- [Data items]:

┌────────

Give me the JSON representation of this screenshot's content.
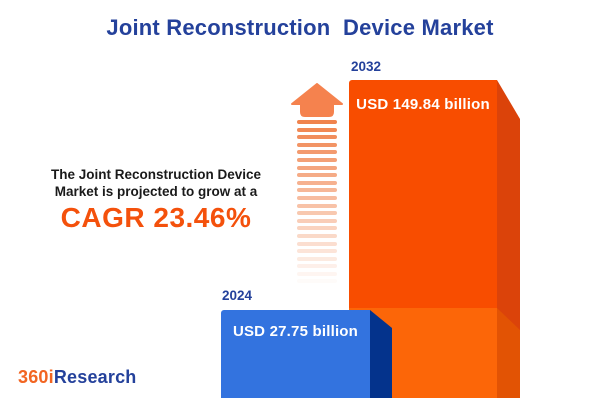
{
  "title": "Joint Reconstruction  Device Market",
  "promo": {
    "line1": "The Joint Reconstruction Device",
    "line2": "Market is projected to grow at a",
    "cagr": "CAGR 23.46%"
  },
  "chart": {
    "base": {
      "year": "2024",
      "label": "USD 27.75 billion"
    },
    "forecast": {
      "year": "2032",
      "label": "USD 149.84 billion"
    }
  },
  "chart_data": {
    "type": "bar",
    "categories": [
      "2024",
      "2032"
    ],
    "values": [
      27.75,
      149.84
    ],
    "unit": "USD billion",
    "title": "Joint Reconstruction Device Market",
    "annotations": [
      "The Joint Reconstruction Device Market is projected to grow at a CAGR 23.46%"
    ],
    "cagr_percent": 23.46,
    "bar_colors": {
      "2024": "#3373DF",
      "2032": "#F84D00"
    },
    "bar_side_colors": {
      "2024": "#04338C",
      "2032": "#DB430A"
    },
    "base_panel_colors": {
      "face": "#FC6608",
      "side": "#E25304"
    },
    "style": "pictorial 3D bars, value labels on bars, no axes, no grid, no legend"
  },
  "icons": {
    "growth_arrow": "up-arrow-fading-dashes",
    "growth_arrow_color": "#F5824E",
    "growth_arrow_dash_color": "#F0834D"
  },
  "logo": {
    "prefix": "360i",
    "suffix": "Research"
  },
  "colors": {
    "title": "#24419B",
    "cagr_text": "#F4510C",
    "body_text": "#1A1A1A",
    "background": "#FFFFFF",
    "bar_label_text": "#FFFFFF",
    "logo_prefix": "#F26522",
    "logo_suffix": "#24419B"
  }
}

└────────

- [Instructions for the task]:
Leave out the pictures and copy everything else in the records word for word.

- [Solved exercise]:
Give me the JSON representation of this screenshot's content.
{
  "title": "Joint Reconstruction  Device Market",
  "promo": {
    "line1": "The Joint Reconstruction Device",
    "line2": "Market is projected to grow at a",
    "cagr": "CAGR 23.46%"
  },
  "chart": {
    "base": {
      "year": "2024",
      "label": "USD 27.75 billion"
    },
    "forecast": {
      "year": "2032",
      "label": "USD 149.84 billion"
    }
  },
  "chart_data": {
    "type": "bar",
    "categories": [
      "2024",
      "2032"
    ],
    "values": [
      27.75,
      149.84
    ],
    "unit": "USD billion",
    "title": "Joint Reconstruction Device Market",
    "annotations": [
      "The Joint Reconstruction Device Market is projected to grow at a CAGR 23.46%"
    ],
    "cagr_percent": 23.46,
    "bar_colors": {
      "2024": "#3373DF",
      "2032": "#F84D00"
    },
    "bar_side_colors": {
      "2024": "#04338C",
      "2032": "#DB430A"
    },
    "base_panel_colors": {
      "face": "#FC6608",
      "side": "#E25304"
    },
    "style": "pictorial 3D bars, value labels on bars, no axes, no grid, no legend"
  },
  "icons": {
    "growth_arrow": "up-arrow-fading-dashes",
    "growth_arrow_color": "#F5824E",
    "growth_arrow_dash_color": "#F0834D"
  },
  "logo": {
    "prefix": "360i",
    "suffix": "Research"
  },
  "colors": {
    "title": "#24419B",
    "cagr_text": "#F4510C",
    "body_text": "#1A1A1A",
    "background": "#FFFFFF",
    "bar_label_text": "#FFFFFF",
    "logo_prefix": "#F26522",
    "logo_suffix": "#24419B"
  }
}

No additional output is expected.